◆ EXERCISE GOAL: Read the records below and copy each line that contains "locaux".

Stored items from a collection
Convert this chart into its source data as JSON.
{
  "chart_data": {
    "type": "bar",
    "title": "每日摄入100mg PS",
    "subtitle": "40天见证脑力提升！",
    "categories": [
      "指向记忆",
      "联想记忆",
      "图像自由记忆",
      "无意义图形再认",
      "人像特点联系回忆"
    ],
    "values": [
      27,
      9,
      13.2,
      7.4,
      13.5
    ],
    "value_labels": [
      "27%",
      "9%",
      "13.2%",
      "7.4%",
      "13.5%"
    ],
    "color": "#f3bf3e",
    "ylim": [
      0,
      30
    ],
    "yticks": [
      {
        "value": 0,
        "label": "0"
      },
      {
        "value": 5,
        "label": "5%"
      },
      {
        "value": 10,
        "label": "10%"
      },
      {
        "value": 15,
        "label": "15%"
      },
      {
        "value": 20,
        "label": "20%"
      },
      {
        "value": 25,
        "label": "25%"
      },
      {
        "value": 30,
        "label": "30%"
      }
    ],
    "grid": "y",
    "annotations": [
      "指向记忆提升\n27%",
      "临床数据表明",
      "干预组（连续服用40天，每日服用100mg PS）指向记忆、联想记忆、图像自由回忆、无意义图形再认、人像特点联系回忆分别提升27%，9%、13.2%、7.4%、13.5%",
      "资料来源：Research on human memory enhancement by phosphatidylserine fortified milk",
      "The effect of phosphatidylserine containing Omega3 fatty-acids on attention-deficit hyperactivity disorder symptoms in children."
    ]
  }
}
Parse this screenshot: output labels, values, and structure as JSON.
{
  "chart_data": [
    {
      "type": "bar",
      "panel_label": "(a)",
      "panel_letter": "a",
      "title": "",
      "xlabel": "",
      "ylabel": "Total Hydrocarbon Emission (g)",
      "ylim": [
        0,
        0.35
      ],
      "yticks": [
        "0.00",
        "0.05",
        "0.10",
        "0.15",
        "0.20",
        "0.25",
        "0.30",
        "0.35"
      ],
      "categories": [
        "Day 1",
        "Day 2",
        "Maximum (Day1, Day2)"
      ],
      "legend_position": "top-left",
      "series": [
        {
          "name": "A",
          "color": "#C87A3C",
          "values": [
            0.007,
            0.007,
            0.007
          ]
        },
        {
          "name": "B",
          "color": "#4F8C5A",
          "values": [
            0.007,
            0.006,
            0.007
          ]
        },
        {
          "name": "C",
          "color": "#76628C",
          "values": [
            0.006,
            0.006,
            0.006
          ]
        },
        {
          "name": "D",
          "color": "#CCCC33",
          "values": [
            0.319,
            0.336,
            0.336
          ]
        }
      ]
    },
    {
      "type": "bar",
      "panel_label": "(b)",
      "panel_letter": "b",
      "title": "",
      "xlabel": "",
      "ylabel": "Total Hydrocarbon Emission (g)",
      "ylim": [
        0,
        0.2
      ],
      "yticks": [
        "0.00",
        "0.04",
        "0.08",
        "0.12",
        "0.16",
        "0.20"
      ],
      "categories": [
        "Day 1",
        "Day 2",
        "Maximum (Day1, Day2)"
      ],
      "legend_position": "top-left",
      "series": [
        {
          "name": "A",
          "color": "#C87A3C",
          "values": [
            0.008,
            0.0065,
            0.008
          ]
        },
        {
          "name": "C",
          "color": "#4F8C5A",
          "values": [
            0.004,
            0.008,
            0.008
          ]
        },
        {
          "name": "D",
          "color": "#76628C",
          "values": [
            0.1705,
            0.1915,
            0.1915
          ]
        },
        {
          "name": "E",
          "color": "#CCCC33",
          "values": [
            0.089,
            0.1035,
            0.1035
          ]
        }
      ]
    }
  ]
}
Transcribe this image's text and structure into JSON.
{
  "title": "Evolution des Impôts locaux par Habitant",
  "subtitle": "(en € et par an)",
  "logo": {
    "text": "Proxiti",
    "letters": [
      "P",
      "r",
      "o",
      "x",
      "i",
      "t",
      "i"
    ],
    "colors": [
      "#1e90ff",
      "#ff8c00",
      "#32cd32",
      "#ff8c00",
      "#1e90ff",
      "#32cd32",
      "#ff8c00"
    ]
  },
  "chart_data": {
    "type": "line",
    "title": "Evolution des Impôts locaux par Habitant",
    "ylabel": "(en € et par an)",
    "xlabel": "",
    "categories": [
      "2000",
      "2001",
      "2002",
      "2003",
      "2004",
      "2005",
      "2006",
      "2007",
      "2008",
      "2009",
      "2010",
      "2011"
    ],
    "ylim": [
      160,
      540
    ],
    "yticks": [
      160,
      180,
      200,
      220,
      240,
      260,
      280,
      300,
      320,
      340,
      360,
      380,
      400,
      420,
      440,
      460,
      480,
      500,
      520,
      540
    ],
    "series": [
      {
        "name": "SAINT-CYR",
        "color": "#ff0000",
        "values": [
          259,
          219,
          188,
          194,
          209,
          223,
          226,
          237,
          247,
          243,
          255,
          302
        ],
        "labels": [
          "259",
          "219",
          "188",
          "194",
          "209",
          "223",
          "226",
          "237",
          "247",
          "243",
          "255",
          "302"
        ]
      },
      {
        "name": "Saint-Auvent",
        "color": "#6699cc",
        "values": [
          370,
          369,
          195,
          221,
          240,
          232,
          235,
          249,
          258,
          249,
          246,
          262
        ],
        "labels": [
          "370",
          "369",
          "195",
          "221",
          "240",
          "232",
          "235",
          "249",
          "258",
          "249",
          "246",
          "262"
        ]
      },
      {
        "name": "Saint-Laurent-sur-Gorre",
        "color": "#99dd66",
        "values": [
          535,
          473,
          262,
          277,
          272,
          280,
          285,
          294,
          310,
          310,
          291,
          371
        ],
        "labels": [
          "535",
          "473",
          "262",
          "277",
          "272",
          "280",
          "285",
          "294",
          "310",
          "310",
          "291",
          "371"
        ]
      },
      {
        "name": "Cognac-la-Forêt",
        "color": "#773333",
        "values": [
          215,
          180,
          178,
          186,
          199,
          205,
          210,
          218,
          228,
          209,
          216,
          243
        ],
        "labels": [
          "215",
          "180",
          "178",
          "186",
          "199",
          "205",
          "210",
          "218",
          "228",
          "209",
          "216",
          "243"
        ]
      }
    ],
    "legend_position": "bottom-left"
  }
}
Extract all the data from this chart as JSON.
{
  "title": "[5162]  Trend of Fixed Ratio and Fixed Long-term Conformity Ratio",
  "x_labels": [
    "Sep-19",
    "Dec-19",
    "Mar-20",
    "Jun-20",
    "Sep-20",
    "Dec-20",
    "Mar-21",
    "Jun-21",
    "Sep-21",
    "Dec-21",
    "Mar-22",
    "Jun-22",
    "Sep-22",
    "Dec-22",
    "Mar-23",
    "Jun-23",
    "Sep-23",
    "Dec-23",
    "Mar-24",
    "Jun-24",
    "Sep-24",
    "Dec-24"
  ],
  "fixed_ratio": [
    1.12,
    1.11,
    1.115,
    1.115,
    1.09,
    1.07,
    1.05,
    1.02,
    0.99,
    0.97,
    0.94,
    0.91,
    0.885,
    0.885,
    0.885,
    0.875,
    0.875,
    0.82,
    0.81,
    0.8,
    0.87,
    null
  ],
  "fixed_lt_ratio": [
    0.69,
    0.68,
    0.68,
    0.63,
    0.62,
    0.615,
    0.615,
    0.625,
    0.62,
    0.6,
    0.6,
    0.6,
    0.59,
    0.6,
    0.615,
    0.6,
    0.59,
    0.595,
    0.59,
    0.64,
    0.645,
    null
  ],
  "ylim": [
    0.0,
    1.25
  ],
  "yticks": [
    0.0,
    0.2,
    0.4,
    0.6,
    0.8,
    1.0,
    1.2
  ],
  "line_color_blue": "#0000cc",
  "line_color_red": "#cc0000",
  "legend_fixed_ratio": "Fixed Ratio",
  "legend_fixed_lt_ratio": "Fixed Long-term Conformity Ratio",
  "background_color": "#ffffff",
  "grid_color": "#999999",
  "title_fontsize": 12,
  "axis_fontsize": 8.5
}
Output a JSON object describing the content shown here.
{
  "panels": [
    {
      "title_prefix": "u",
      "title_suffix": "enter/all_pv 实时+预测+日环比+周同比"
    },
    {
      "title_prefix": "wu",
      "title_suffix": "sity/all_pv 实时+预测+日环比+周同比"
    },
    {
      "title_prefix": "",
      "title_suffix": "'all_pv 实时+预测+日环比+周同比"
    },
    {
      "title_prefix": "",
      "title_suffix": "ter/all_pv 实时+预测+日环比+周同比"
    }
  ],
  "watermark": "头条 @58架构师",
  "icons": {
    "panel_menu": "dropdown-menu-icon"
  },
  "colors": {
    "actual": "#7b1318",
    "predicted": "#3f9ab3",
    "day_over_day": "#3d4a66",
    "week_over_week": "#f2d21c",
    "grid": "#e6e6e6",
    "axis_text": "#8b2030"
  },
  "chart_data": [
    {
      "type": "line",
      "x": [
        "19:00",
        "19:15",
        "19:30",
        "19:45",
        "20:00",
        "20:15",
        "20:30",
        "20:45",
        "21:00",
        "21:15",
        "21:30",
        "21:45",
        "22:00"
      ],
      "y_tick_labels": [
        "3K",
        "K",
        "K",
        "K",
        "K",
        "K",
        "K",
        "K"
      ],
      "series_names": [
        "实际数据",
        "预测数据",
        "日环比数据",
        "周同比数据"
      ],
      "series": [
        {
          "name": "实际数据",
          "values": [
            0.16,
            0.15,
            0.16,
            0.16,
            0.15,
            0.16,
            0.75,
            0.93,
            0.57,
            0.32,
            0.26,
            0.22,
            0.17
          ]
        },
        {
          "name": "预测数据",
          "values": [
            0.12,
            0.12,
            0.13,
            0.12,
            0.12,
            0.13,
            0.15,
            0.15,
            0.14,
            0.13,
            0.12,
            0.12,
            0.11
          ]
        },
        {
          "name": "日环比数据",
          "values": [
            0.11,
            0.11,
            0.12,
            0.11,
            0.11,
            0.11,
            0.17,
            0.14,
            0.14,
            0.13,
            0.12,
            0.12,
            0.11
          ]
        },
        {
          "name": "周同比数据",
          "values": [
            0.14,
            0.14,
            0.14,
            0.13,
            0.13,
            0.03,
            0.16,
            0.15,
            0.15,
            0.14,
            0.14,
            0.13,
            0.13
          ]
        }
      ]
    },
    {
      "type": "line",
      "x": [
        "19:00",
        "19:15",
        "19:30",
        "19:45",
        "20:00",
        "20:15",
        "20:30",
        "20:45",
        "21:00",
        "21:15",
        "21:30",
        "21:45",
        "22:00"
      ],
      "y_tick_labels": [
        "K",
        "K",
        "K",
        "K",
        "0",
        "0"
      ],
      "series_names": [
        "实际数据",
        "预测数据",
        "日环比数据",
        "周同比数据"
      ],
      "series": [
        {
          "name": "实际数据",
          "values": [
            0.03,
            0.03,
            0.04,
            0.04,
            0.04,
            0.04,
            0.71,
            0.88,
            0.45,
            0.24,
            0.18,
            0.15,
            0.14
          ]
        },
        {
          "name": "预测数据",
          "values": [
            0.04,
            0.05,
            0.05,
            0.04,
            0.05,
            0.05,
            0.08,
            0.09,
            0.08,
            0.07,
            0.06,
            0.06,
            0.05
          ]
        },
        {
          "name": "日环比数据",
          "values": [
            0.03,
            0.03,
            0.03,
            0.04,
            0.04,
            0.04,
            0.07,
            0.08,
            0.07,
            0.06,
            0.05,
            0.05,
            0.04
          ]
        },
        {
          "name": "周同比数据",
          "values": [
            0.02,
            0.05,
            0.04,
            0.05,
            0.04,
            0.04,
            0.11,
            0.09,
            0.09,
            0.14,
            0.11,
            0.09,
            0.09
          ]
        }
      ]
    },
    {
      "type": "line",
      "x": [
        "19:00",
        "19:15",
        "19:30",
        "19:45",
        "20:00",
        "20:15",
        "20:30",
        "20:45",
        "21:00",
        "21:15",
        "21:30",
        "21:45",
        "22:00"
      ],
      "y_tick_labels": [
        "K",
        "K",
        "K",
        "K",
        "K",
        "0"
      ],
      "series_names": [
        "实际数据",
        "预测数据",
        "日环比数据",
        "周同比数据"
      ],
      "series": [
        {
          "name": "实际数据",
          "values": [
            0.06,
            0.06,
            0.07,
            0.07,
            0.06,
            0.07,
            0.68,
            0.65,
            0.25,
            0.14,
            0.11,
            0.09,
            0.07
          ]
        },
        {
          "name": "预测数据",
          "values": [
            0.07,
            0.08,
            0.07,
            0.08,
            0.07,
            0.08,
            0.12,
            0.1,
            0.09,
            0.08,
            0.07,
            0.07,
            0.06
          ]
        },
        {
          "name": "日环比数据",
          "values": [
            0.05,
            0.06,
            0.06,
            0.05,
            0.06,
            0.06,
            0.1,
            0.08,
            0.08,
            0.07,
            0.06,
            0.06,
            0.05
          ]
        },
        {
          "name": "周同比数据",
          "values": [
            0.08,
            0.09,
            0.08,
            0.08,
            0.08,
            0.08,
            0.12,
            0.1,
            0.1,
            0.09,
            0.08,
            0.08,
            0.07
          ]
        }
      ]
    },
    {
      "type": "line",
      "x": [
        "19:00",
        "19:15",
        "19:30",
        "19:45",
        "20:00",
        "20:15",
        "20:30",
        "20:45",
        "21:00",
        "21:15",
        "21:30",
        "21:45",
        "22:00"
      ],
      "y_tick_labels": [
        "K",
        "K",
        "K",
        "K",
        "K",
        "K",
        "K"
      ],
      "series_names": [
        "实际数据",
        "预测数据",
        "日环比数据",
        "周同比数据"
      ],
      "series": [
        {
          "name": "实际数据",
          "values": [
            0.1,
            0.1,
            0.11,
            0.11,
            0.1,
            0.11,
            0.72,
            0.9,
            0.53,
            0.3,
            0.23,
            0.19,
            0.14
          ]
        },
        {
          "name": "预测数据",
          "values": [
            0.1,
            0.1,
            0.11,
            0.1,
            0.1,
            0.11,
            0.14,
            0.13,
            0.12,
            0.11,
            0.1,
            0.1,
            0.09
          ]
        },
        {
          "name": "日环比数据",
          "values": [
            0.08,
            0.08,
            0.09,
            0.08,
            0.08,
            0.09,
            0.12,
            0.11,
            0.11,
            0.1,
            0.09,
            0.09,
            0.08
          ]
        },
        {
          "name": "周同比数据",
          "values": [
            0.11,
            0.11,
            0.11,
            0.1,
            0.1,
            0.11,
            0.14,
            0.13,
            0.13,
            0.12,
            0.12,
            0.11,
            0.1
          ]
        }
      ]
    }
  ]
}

◆ OUTPUT OF THE EXERCISE:
  "title": "Evolution des Impôts locaux par Habitant",
    "title": "Evolution des Impôts locaux par Habitant",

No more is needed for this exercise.